## [Aim]
What is needed here is an exact copy of every entry.

* * * * *

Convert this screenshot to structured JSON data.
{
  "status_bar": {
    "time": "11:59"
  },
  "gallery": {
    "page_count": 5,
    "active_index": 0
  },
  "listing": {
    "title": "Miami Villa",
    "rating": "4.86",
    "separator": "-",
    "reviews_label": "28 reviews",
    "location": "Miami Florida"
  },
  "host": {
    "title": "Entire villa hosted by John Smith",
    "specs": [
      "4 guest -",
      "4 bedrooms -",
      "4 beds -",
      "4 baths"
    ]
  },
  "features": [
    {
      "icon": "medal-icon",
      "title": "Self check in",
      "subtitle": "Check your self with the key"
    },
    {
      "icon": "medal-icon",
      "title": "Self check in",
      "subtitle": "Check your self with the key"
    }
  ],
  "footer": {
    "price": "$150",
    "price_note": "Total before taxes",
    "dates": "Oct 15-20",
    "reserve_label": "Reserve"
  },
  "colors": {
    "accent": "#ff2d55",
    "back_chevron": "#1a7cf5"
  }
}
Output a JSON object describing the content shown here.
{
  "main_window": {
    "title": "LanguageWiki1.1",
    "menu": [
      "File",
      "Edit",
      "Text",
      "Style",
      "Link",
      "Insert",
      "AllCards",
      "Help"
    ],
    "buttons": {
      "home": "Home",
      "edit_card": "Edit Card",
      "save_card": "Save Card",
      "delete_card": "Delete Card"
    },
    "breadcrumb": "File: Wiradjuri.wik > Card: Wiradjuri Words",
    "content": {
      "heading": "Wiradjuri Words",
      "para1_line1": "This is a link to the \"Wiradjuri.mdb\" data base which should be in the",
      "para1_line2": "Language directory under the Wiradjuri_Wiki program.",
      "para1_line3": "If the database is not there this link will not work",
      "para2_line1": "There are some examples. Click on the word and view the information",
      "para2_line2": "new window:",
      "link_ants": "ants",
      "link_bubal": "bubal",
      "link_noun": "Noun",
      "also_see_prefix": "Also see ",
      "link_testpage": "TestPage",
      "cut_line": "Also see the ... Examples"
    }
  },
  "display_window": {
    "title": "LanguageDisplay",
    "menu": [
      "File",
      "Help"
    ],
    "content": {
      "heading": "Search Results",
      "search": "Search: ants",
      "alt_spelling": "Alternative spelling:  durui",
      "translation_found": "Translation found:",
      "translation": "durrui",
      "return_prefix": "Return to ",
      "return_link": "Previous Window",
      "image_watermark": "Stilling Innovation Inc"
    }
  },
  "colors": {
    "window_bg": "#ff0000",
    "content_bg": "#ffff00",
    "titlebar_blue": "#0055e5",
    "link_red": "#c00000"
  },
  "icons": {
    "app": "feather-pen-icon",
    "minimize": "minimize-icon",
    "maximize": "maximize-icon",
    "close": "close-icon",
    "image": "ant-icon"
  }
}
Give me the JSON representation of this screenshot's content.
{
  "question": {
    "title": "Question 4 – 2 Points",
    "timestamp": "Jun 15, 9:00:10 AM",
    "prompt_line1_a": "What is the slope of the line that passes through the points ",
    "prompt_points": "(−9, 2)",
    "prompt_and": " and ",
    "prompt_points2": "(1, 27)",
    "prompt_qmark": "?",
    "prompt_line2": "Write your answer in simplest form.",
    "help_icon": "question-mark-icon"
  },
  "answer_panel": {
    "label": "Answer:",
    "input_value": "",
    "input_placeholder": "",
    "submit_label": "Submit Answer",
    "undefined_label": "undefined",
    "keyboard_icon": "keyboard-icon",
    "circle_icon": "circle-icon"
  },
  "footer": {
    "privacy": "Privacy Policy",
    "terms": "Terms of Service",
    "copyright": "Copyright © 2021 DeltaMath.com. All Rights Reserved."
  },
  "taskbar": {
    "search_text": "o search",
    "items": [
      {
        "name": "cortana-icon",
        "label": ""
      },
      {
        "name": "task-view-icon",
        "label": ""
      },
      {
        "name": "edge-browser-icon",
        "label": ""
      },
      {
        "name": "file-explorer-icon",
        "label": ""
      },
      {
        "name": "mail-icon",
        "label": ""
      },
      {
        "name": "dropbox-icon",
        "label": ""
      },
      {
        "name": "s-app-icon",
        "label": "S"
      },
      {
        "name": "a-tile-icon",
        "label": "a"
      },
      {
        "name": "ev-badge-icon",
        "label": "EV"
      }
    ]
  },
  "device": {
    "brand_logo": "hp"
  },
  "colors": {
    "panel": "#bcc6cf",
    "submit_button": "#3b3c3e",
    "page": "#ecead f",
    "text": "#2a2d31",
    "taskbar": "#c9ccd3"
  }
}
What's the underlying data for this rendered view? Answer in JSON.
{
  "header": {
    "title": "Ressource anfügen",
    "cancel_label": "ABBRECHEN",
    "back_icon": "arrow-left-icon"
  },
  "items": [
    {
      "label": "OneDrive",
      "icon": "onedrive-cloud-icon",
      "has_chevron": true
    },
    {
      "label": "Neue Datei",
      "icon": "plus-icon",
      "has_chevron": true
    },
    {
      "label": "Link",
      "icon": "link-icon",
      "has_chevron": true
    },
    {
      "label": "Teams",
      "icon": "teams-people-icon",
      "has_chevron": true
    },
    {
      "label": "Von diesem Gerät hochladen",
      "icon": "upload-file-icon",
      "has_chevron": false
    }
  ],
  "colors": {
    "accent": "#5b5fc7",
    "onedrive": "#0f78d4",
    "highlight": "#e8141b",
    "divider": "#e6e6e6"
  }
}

* * * * *

## [Task output]
Convert this screenshot to structured JSON data.
{
  "status_bar": {
    "time": "11:59"
  },
  "gallery": {
    "page_count": 5,
    "active_index": 0
  },
  "listing": {
    "title": "Miami Villa",
    "rating": "4.86",
    "separator": "-",
    "reviews_label": "28 reviews",
    "location": "Miami Florida"
  },
  "host": {
    "title": "Entire villa hosted by John Smith",
    "specs": [
      "4 guest -",
      "4 bedrooms -",
      "4 beds -",
      "4 baths"
    ]
  },
  "features": [
    {
      "icon": "medal-icon",
      "title": "Self check in",
      "subtitle": "Check your self with the key"
    },
    {
      "icon": "medal-icon",
      "title": "Self check in",
      "subtitle": "Check your self with the key"
    }
  ],
  "footer": {
    "price": "$150",
    "price_note": "Total before taxes",
    "dates": "Oct 15-20",
    "reserve_label": "Reserve"
  },
  "colors": {
    "accent": "#ff2d55",
    "back_chevron": "#1a7cf5"
  }
}
Output a JSON object describing the content shown here.
{
  "main_window": {
    "title": "LanguageWiki1.1",
    "menu": [
      "File",
      "Edit",
      "Text",
      "Style",
      "Link",
      "Insert",
      "AllCards",
      "Help"
    ],
    "buttons": {
      "home": "Home",
      "edit_card": "Edit Card",
      "save_card": "Save Card",
      "delete_card": "Delete Card"
    },
    "breadcrumb": "File: Wiradjuri.wik > Card: Wiradjuri Words",
    "content": {
      "heading": "Wiradjuri Words",
      "para1_line1": "This is a link to the \"Wiradjuri.mdb\" data base which should be in the",
      "para1_line2": "Language directory under the Wiradjuri_Wiki program.",
      "para1_line3": "If the database is not there this link will not work",
      "para2_line1": "There are some examples. Click on the word and view the information",
      "para2_line2": "new window:",
      "link_ants": "ants",
      "link_bubal": "bubal",
      "link_noun": "Noun",
      "also_see_prefix": "Also see ",
      "link_testpage": "TestPage",
      "cut_line": "Also see the ... Examples"
    }
  },
  "display_window": {
    "title": "LanguageDisplay",
    "menu": [
      "File",
      "Help"
    ],
    "content": {
      "heading": "Search Results",
      "search": "Search: ants",
      "alt_spelling": "Alternative spelling:  durui",
      "translation_found": "Translation found:",
      "translation": "durrui",
      "return_prefix": "Return to ",
      "return_link": "Previous Window",
      "image_watermark": "Stilling Innovation Inc"
    }
  },
  "colors": {
    "window_bg": "#ff0000",
    "content_bg": "#ffff00",
    "titlebar_blue": "#0055e5",
    "link_red": "#c00000"
  },
  "icons": {
    "app": "feather-pen-icon",
    "minimize": "minimize-icon",
    "maximize": "maximize-icon",
    "close": "close-icon",
    "image": "ant-icon"
  }
}
Give me the JSON representation of this screenshot's content.
{
  "question": {
    "title": "Question 4 – 2 Points",
    "timestamp": "Jun 15, 9:00:10 AM",
    "prompt_line1_a": "What is the slope of the line that passes through the points ",
    "prompt_points": "(−9, 2)",
    "prompt_and": " and ",
    "prompt_points2": "(1, 27)",
    "prompt_qmark": "?",
    "prompt_line2": "Write your answer in simplest form.",
    "help_icon": "question-mark-icon"
  },
  "answer_panel": {
    "label": "Answer:",
    "input_value": "",
    "input_placeholder": "",
    "submit_label": "Submit Answer",
    "undefined_label": "undefined",
    "keyboard_icon": "keyboard-icon",
    "circle_icon": "circle-icon"
  },
  "footer": {
    "privacy": "Privacy Policy",
    "terms": "Terms of Service",
    "copyright": "Copyright © 2021 DeltaMath.com. All Rights Reserved."
  },
  "taskbar": {
    "search_text": "o search",
    "items": [
      {
        "name": "cortana-icon",
        "label": ""
      },
      {
        "name": "task-view-icon",
        "label": ""
      },
      {
        "name": "edge-browser-icon",
        "label": ""
      },
      {
        "name": "file-explorer-icon",
        "label": ""
      },
      {
        "name": "mail-icon",
        "label": ""
      },
      {
        "name": "dropbox-icon",
        "label": ""
      },
      {
        "name": "s-app-icon",
        "label": "S"
      },
      {
        "name": "a-tile-icon",
        "label": "a"
      },
      {
        "name": "ev-badge-icon",
        "label": "EV"
      }
    ]
  },
  "device": {
    "brand_logo": "hp"
  },
  "colors": {
    "panel": "#bcc6cf",
    "submit_button": "#3b3c3e",
    "page": "#ecead f",
    "text": "#2a2d31",
    "taskbar": "#c9ccd3"
  }
}
What's the underlying data for this rendered view? Answer in JSON.
{
  "header": {
    "title": "Ressource anfügen",
    "cancel_label": "ABBRECHEN",
    "back_icon": "arrow-left-icon"
  },
  "items": [
    {
      "label": "OneDrive",
      "icon": "onedrive-cloud-icon",
      "has_chevron": true
    },
    {
      "label": "Neue Datei",
      "icon": "plus-icon",
      "has_chevron": true
    },
    {
      "label": "Link",
      "icon": "link-icon",
      "has_chevron": true
    },
    {
      "label": "Teams",
      "icon": "teams-people-icon",
      "has_chevron": true
    },
    {
      "label": "Von diesem Gerät hochladen",
      "icon": "upload-file-icon",
      "has_chevron": false
    }
  ],
  "colors": {
    "accent": "#5b5fc7",
    "onedrive": "#0f78d4",
    "highlight": "#e8141b",
    "divider": "#e6e6e6"
  }
}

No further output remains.